*Written problem:* Collect each line of the records containing the string "JSON".

*Supplied material:*
::::::

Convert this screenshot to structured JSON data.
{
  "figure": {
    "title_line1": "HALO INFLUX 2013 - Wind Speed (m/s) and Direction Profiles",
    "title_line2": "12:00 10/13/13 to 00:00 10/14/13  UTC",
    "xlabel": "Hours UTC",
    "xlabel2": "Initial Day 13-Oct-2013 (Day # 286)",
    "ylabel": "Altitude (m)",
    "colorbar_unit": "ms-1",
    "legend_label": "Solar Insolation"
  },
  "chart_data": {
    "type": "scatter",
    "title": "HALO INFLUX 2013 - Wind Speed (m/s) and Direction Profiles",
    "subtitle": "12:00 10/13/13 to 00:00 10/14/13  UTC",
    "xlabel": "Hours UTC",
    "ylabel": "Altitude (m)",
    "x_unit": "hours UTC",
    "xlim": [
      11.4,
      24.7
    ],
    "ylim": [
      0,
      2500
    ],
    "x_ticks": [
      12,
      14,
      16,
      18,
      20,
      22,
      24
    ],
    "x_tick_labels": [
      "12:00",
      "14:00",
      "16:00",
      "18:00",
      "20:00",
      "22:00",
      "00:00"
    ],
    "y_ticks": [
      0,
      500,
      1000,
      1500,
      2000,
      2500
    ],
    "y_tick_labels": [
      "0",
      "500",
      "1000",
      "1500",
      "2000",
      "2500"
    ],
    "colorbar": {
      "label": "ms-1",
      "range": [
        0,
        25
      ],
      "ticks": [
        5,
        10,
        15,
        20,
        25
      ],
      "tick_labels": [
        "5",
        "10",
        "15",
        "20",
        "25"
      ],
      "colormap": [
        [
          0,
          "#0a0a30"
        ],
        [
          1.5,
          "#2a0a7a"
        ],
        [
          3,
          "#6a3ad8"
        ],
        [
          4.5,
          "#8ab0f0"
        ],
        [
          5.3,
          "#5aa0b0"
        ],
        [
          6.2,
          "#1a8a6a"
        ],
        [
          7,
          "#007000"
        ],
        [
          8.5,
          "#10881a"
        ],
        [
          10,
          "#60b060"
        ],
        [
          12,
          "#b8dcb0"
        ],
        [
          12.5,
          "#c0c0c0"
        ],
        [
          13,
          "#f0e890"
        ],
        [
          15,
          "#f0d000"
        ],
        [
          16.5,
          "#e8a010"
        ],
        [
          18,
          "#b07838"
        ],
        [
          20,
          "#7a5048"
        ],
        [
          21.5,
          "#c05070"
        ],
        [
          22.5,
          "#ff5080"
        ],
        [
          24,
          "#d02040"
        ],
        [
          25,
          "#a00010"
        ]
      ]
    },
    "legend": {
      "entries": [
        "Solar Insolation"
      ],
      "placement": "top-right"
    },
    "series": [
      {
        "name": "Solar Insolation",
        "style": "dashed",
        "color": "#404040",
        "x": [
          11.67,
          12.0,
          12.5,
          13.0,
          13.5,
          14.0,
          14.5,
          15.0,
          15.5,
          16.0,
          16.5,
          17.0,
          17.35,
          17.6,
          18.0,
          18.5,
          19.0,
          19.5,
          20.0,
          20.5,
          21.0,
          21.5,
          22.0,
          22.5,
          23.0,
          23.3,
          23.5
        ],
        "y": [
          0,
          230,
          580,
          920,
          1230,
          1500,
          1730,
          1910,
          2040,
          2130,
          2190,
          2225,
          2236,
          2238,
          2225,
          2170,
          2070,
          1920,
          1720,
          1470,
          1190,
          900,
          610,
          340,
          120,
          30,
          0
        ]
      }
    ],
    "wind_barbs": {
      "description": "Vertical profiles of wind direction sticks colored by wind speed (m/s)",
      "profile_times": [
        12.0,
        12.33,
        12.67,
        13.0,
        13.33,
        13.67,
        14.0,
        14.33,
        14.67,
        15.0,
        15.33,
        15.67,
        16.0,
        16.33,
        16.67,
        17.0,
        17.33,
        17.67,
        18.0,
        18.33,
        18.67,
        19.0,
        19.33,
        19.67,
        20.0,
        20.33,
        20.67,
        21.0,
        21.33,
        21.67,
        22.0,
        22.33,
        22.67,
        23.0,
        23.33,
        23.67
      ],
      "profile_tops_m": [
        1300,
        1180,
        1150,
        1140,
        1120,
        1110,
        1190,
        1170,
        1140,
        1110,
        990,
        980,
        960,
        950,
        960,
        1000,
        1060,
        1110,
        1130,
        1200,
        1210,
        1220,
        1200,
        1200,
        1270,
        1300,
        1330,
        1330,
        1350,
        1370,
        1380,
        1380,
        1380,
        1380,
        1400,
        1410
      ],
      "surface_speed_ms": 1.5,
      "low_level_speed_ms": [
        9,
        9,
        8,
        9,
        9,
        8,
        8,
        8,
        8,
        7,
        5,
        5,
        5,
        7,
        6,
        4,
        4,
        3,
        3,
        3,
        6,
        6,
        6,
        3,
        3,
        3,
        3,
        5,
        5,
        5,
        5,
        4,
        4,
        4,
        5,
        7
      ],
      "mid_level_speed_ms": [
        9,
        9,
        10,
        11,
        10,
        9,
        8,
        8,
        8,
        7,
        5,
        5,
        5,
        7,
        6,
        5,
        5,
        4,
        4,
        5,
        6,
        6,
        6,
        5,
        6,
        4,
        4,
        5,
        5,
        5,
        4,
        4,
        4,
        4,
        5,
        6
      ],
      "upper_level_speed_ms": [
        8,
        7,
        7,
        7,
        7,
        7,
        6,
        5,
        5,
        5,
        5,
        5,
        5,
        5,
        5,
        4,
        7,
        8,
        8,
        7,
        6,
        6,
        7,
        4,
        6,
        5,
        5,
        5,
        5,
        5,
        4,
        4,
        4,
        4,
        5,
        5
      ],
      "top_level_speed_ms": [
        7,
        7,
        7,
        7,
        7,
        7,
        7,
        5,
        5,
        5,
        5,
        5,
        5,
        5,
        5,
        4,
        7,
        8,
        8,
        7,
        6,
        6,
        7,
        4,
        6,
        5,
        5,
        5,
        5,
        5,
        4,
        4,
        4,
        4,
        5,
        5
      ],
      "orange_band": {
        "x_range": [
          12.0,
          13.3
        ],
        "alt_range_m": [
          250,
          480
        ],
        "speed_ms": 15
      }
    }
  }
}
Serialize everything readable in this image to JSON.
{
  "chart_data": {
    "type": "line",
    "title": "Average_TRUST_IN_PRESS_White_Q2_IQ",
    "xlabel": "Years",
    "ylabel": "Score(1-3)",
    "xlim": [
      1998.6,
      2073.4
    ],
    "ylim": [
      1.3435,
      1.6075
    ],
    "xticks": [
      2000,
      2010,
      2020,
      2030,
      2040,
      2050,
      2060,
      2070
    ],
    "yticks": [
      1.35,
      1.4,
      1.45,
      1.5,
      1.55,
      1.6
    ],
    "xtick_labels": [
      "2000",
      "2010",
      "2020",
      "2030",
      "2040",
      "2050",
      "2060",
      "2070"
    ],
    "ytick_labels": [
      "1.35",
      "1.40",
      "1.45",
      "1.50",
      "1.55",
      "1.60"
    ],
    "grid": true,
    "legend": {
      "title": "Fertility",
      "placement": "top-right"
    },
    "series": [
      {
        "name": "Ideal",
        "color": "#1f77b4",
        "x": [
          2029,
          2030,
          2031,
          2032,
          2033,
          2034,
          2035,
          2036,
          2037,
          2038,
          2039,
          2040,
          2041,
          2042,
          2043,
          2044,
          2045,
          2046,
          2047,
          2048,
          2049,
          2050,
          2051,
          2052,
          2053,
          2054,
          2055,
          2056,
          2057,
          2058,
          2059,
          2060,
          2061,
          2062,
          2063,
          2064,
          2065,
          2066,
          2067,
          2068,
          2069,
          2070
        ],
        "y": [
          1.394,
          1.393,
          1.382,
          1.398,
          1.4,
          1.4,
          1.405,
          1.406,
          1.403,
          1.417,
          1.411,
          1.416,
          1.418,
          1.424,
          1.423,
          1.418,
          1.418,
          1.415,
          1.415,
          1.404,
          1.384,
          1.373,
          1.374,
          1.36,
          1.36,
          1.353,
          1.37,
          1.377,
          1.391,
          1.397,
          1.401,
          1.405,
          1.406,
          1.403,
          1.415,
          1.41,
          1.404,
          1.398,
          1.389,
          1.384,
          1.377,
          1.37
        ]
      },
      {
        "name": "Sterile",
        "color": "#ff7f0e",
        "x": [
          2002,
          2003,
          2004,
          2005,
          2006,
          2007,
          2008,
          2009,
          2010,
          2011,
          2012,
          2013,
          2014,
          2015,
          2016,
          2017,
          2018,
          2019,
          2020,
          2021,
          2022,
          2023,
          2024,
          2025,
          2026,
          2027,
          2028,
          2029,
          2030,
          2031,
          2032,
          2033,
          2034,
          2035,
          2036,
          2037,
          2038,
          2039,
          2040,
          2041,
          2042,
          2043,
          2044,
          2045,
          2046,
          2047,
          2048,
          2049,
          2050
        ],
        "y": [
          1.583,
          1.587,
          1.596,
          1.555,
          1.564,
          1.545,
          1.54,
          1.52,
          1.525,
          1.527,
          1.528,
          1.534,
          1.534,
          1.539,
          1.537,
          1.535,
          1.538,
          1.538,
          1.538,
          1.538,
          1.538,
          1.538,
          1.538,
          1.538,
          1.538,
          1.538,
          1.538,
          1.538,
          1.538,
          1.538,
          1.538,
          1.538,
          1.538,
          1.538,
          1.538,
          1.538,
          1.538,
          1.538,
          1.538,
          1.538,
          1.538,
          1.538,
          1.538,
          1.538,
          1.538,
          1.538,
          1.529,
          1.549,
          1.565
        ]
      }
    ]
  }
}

::::::

*Exercise solution:*
Convert this screenshot to structured JSON data.
Serialize everything readable in this image to JSON.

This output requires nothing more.